## Start Excerpted data

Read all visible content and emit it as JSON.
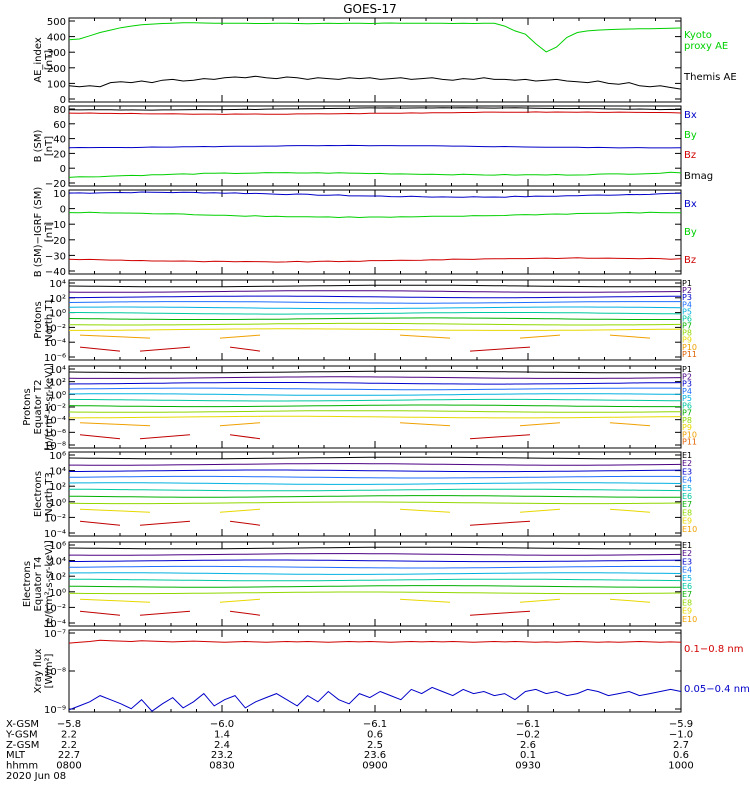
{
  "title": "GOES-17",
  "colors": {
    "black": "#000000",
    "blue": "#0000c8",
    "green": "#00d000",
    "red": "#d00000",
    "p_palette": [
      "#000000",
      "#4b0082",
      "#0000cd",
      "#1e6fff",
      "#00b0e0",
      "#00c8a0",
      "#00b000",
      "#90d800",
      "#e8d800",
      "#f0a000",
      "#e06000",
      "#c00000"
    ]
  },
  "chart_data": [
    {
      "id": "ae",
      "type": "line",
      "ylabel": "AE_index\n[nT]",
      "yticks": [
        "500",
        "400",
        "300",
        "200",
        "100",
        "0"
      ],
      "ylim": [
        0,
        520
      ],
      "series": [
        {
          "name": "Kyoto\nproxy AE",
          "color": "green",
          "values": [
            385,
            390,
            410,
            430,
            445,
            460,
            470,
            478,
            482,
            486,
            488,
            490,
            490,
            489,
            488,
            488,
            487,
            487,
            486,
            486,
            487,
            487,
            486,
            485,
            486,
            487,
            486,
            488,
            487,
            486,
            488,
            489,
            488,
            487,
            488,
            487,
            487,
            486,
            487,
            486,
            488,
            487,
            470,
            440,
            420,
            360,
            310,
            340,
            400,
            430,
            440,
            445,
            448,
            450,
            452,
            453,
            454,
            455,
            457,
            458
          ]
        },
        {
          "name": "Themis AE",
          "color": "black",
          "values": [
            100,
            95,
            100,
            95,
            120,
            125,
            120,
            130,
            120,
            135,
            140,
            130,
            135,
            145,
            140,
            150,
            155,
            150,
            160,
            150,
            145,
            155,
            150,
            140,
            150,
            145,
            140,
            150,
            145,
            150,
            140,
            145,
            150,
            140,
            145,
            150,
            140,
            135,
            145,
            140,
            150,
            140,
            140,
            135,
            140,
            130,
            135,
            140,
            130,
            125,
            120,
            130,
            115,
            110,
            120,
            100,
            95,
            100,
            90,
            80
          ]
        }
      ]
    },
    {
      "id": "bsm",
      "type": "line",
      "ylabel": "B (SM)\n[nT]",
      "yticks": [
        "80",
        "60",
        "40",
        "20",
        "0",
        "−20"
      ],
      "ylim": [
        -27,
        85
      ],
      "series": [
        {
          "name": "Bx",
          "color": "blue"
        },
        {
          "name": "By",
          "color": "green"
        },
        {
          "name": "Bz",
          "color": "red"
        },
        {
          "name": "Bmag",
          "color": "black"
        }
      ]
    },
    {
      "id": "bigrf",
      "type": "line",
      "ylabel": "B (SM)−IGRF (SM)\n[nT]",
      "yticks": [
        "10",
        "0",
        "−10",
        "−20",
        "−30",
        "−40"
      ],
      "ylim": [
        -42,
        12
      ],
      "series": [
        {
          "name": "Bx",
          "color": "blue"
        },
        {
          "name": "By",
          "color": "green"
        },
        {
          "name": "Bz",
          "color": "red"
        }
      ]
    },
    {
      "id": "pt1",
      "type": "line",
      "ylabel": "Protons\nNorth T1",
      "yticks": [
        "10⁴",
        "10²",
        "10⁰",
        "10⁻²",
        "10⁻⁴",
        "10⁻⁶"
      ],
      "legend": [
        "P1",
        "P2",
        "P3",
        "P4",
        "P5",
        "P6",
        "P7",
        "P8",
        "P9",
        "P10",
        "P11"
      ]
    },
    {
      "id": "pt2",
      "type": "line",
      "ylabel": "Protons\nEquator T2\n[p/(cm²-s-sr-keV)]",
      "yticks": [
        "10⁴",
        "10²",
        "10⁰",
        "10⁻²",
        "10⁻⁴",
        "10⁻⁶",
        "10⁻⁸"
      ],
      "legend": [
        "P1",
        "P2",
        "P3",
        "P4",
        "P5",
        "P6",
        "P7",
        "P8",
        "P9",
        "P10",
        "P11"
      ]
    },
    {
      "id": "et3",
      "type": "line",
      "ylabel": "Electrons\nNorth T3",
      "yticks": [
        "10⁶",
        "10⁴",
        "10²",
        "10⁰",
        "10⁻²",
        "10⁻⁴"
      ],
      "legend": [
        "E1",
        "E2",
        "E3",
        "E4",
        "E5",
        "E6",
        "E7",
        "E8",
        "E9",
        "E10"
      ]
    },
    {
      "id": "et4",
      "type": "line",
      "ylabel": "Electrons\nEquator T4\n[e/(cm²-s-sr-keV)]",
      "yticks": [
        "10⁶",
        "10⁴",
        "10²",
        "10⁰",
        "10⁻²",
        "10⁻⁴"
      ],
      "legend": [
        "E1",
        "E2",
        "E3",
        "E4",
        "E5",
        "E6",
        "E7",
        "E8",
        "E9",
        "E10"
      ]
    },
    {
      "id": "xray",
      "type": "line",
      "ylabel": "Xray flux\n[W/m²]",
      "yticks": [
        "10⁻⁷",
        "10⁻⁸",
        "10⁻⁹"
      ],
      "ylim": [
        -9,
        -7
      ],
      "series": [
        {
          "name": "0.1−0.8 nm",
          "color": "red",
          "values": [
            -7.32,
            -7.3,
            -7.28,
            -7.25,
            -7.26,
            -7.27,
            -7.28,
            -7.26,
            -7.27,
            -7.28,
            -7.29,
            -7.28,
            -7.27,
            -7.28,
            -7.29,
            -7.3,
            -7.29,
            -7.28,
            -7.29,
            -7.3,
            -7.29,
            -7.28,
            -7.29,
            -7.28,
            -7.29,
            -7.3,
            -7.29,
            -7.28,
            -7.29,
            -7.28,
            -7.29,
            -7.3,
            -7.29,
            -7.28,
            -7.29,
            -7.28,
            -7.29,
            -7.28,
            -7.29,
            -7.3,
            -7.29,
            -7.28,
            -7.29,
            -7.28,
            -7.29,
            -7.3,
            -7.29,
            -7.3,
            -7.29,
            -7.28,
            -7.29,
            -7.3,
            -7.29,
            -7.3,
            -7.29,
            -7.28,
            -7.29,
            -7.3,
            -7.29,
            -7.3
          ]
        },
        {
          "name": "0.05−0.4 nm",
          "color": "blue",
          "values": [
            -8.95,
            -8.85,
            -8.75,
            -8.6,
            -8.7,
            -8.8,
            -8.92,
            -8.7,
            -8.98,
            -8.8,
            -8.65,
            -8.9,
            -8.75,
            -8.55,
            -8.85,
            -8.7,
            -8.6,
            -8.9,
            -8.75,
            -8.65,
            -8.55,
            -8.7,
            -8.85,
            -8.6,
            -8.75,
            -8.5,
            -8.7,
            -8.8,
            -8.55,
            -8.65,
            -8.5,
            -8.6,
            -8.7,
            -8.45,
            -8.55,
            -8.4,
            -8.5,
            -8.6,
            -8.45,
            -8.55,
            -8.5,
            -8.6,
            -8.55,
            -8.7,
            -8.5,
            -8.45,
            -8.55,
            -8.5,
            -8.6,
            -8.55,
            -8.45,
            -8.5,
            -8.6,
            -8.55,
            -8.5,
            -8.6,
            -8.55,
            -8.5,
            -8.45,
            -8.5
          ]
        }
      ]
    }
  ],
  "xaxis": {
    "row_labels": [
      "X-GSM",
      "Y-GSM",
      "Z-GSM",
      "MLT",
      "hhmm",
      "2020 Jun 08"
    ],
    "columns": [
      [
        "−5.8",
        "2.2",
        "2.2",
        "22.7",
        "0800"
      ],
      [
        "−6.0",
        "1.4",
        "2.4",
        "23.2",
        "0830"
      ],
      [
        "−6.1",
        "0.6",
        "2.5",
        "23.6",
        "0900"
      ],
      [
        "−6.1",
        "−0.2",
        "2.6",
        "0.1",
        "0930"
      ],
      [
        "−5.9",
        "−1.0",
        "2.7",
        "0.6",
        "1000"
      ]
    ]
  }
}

## End Excerpted data
## Start Excerpted data

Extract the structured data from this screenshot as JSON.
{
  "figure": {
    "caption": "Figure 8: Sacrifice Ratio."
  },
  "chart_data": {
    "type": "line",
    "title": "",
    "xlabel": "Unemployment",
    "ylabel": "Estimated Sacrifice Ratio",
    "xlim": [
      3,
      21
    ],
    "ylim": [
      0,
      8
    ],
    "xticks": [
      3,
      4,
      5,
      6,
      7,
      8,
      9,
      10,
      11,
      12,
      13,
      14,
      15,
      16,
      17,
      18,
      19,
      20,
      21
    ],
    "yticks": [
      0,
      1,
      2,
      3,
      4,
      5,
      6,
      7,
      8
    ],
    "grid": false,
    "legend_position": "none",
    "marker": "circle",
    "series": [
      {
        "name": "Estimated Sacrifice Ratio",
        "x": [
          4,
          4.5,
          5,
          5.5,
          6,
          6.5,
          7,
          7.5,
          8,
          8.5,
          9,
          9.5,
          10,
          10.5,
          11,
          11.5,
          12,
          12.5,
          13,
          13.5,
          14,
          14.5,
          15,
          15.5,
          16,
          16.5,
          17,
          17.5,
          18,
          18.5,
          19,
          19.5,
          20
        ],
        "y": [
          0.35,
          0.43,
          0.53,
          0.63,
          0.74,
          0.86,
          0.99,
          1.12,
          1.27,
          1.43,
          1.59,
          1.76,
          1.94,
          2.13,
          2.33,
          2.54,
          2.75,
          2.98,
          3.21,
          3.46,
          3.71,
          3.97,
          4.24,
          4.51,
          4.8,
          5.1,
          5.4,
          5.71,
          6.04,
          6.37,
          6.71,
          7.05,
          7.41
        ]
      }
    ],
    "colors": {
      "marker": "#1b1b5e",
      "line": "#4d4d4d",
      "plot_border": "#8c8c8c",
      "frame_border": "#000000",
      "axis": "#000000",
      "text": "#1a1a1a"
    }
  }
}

## End Excerpted data

Task goal :: Your task is to gather every line with the word "Electrons" and copy it.

Result for this exercise ::
      "ylabel": "Electrons\nNorth T3",
      "ylabel": "Electrons\nEquator T4\n[e/(cm²-s-sr-keV)]",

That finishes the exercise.